◆ **Material for this task**
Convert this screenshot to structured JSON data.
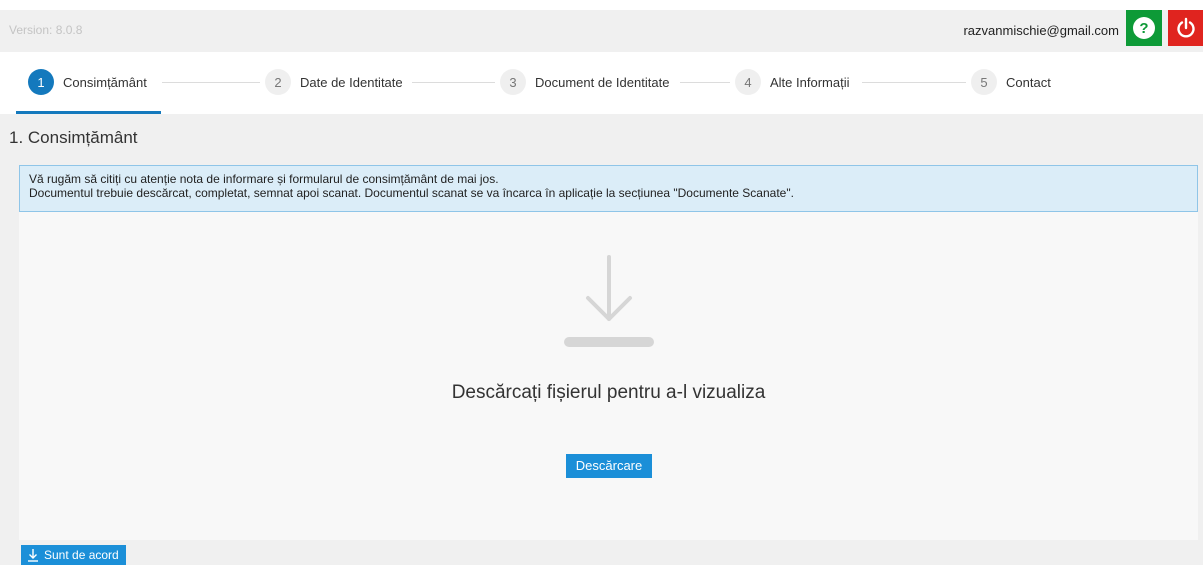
{
  "header": {
    "version": "Version: 8.0.8",
    "user_email": "razvanmischie@gmail.com",
    "help_icon": "question-icon",
    "power_icon": "power-icon",
    "help_color": "#0d9a37",
    "power_color": "#e0241f"
  },
  "steps": [
    {
      "num": "1",
      "label": "Consimțământ",
      "active": true
    },
    {
      "num": "2",
      "label": "Date de Identitate",
      "active": false
    },
    {
      "num": "3",
      "label": "Document de Identitate",
      "active": false
    },
    {
      "num": "4",
      "label": "Alte Informații",
      "active": false
    },
    {
      "num": "5",
      "label": "Contact",
      "active": false
    }
  ],
  "page": {
    "title": "1. Consimțământ",
    "info_line1": "Vă rugăm să citiți cu atenție nota de informare și formularul de consimțământ de mai jos.",
    "info_line2": "Documentul trebuie descărcat, completat, semnat apoi scanat. Documentul scanat se va încarca în aplicație la secțiunea \"Documente Scanate\"."
  },
  "viewer": {
    "icon": "download-icon",
    "message": "Descărcați fișierul pentru a-l vizualiza",
    "download_label": "Descărcare"
  },
  "footer": {
    "agree_label": "Sunt de acord",
    "agree_icon": "download-icon"
  },
  "colors": {
    "accent": "#1479bd",
    "button": "#1b8fd8",
    "info_bg": "#dbedf8"
  }
}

◆ **Exercise brief**
Write the full listing out again with every line unchanged, but include no pictures.

◆ **Full solution**
Convert this screenshot to structured JSON data.
{
  "header": {
    "version": "Version: 8.0.8",
    "user_email": "razvanmischie@gmail.com",
    "help_icon": "question-icon",
    "power_icon": "power-icon",
    "help_color": "#0d9a37",
    "power_color": "#e0241f"
  },
  "steps": [
    {
      "num": "1",
      "label": "Consimțământ",
      "active": true
    },
    {
      "num": "2",
      "label": "Date de Identitate",
      "active": false
    },
    {
      "num": "3",
      "label": "Document de Identitate",
      "active": false
    },
    {
      "num": "4",
      "label": "Alte Informații",
      "active": false
    },
    {
      "num": "5",
      "label": "Contact",
      "active": false
    }
  ],
  "page": {
    "title": "1. Consimțământ",
    "info_line1": "Vă rugăm să citiți cu atenție nota de informare și formularul de consimțământ de mai jos.",
    "info_line2": "Documentul trebuie descărcat, completat, semnat apoi scanat. Documentul scanat se va încarca în aplicație la secțiunea \"Documente Scanate\"."
  },
  "viewer": {
    "icon": "download-icon",
    "message": "Descărcați fișierul pentru a-l vizualiza",
    "download_label": "Descărcare"
  },
  "footer": {
    "agree_label": "Sunt de acord",
    "agree_icon": "download-icon"
  },
  "colors": {
    "accent": "#1479bd",
    "button": "#1b8fd8",
    "info_bg": "#dbedf8"
  }
}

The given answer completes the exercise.